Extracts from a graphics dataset
====
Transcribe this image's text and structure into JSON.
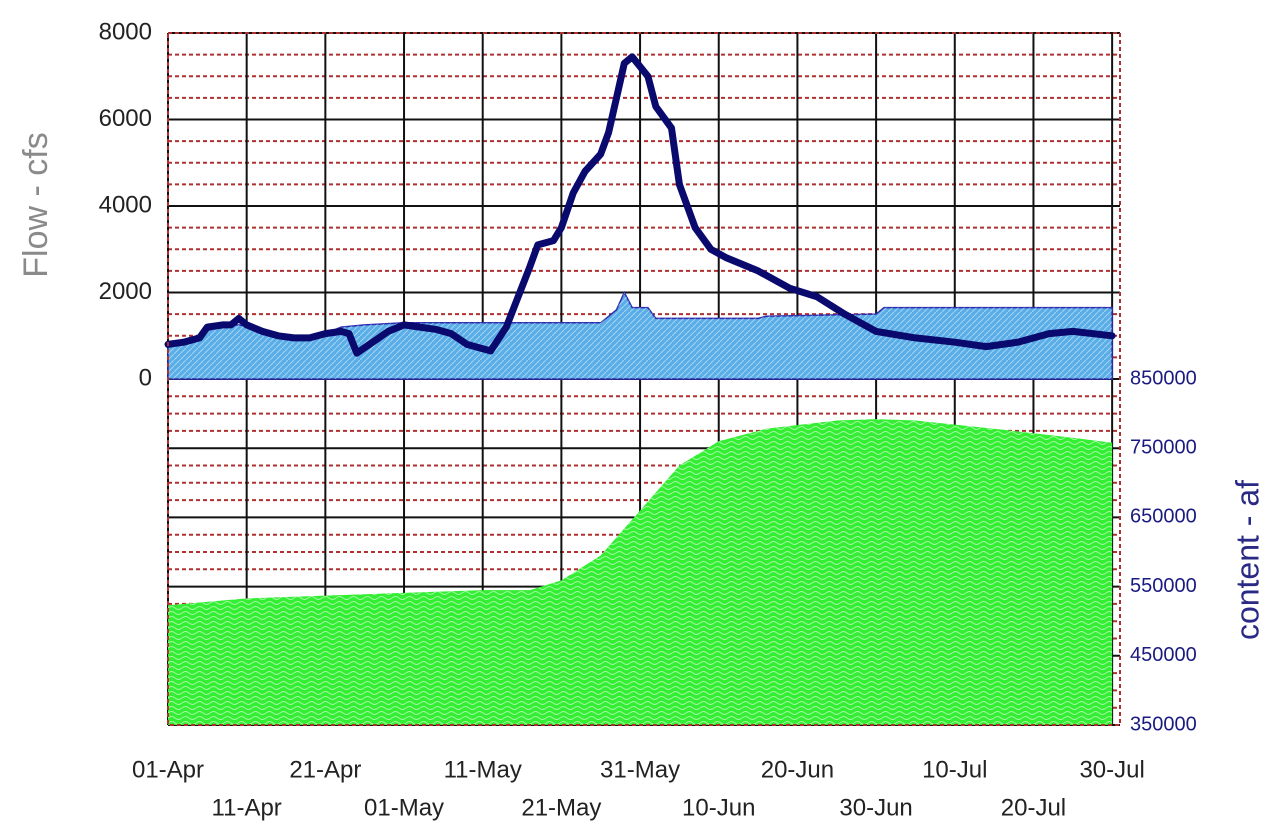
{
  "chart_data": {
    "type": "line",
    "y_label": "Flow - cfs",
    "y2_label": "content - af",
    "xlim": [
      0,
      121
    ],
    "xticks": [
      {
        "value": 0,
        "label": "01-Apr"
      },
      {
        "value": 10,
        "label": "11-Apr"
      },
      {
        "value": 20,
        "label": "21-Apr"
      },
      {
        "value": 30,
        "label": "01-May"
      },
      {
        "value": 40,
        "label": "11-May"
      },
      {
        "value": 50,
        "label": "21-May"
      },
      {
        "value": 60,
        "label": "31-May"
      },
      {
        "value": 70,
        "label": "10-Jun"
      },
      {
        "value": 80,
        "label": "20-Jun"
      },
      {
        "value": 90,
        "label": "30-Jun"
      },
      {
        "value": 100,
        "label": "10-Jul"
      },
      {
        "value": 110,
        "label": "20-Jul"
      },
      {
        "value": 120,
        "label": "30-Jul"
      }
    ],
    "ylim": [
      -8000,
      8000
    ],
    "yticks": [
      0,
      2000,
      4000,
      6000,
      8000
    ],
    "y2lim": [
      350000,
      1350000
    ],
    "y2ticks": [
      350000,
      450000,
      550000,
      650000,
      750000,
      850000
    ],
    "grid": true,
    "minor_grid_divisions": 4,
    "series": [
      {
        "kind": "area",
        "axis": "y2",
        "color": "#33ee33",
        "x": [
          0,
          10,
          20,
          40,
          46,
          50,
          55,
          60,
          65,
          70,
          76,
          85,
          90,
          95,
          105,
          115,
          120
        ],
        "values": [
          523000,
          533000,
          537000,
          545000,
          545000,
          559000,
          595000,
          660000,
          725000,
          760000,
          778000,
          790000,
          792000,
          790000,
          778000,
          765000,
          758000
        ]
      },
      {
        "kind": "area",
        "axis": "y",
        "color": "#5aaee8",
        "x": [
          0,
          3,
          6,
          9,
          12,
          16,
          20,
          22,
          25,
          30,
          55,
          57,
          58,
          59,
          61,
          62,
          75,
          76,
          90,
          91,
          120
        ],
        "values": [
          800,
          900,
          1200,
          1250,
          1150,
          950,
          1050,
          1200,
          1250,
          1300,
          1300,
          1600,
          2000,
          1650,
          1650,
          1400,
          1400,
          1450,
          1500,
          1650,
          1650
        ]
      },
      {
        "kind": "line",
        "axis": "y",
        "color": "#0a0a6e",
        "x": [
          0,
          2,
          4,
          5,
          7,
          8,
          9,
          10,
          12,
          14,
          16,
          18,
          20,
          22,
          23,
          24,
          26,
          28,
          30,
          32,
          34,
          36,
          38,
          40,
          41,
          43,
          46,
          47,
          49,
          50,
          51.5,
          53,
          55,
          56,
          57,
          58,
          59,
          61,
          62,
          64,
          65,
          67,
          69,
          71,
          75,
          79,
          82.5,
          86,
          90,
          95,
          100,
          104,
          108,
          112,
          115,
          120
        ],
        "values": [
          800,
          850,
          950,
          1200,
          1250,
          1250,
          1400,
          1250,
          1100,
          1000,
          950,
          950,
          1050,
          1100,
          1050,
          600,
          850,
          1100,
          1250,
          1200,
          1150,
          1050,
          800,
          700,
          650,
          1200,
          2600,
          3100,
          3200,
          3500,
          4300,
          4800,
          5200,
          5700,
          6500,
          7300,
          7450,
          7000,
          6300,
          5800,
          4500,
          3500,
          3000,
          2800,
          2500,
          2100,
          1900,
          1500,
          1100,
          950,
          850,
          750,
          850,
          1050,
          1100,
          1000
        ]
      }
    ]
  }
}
====
Print the records word for word and exclude any picture they hold.

Transcribe this image's text and structure into JSON.
{
  "chart_data": {
    "type": "line",
    "y_label": "Flow - cfs",
    "y2_label": "content - af",
    "xlim": [
      0,
      121
    ],
    "xticks": [
      {
        "value": 0,
        "label": "01-Apr"
      },
      {
        "value": 10,
        "label": "11-Apr"
      },
      {
        "value": 20,
        "label": "21-Apr"
      },
      {
        "value": 30,
        "label": "01-May"
      },
      {
        "value": 40,
        "label": "11-May"
      },
      {
        "value": 50,
        "label": "21-May"
      },
      {
        "value": 60,
        "label": "31-May"
      },
      {
        "value": 70,
        "label": "10-Jun"
      },
      {
        "value": 80,
        "label": "20-Jun"
      },
      {
        "value": 90,
        "label": "30-Jun"
      },
      {
        "value": 100,
        "label": "10-Jul"
      },
      {
        "value": 110,
        "label": "20-Jul"
      },
      {
        "value": 120,
        "label": "30-Jul"
      }
    ],
    "ylim": [
      -8000,
      8000
    ],
    "yticks": [
      0,
      2000,
      4000,
      6000,
      8000
    ],
    "y2lim": [
      350000,
      1350000
    ],
    "y2ticks": [
      350000,
      450000,
      550000,
      650000,
      750000,
      850000
    ],
    "grid": true,
    "minor_grid_divisions": 4,
    "series": [
      {
        "kind": "area",
        "axis": "y2",
        "color": "#33ee33",
        "x": [
          0,
          10,
          20,
          40,
          46,
          50,
          55,
          60,
          65,
          70,
          76,
          85,
          90,
          95,
          105,
          115,
          120
        ],
        "values": [
          523000,
          533000,
          537000,
          545000,
          545000,
          559000,
          595000,
          660000,
          725000,
          760000,
          778000,
          790000,
          792000,
          790000,
          778000,
          765000,
          758000
        ]
      },
      {
        "kind": "area",
        "axis": "y",
        "color": "#5aaee8",
        "x": [
          0,
          3,
          6,
          9,
          12,
          16,
          20,
          22,
          25,
          30,
          55,
          57,
          58,
          59,
          61,
          62,
          75,
          76,
          90,
          91,
          120
        ],
        "values": [
          800,
          900,
          1200,
          1250,
          1150,
          950,
          1050,
          1200,
          1250,
          1300,
          1300,
          1600,
          2000,
          1650,
          1650,
          1400,
          1400,
          1450,
          1500,
          1650,
          1650
        ]
      },
      {
        "kind": "line",
        "axis": "y",
        "color": "#0a0a6e",
        "x": [
          0,
          2,
          4,
          5,
          7,
          8,
          9,
          10,
          12,
          14,
          16,
          18,
          20,
          22,
          23,
          24,
          26,
          28,
          30,
          32,
          34,
          36,
          38,
          40,
          41,
          43,
          46,
          47,
          49,
          50,
          51.5,
          53,
          55,
          56,
          57,
          58,
          59,
          61,
          62,
          64,
          65,
          67,
          69,
          71,
          75,
          79,
          82.5,
          86,
          90,
          95,
          100,
          104,
          108,
          112,
          115,
          120
        ],
        "values": [
          800,
          850,
          950,
          1200,
          1250,
          1250,
          1400,
          1250,
          1100,
          1000,
          950,
          950,
          1050,
          1100,
          1050,
          600,
          850,
          1100,
          1250,
          1200,
          1150,
          1050,
          800,
          700,
          650,
          1200,
          2600,
          3100,
          3200,
          3500,
          4300,
          4800,
          5200,
          5700,
          6500,
          7300,
          7450,
          7000,
          6300,
          5800,
          4500,
          3500,
          3000,
          2800,
          2500,
          2100,
          1900,
          1500,
          1100,
          950,
          850,
          750,
          850,
          1050,
          1100,
          1000
        ]
      }
    ]
  }
}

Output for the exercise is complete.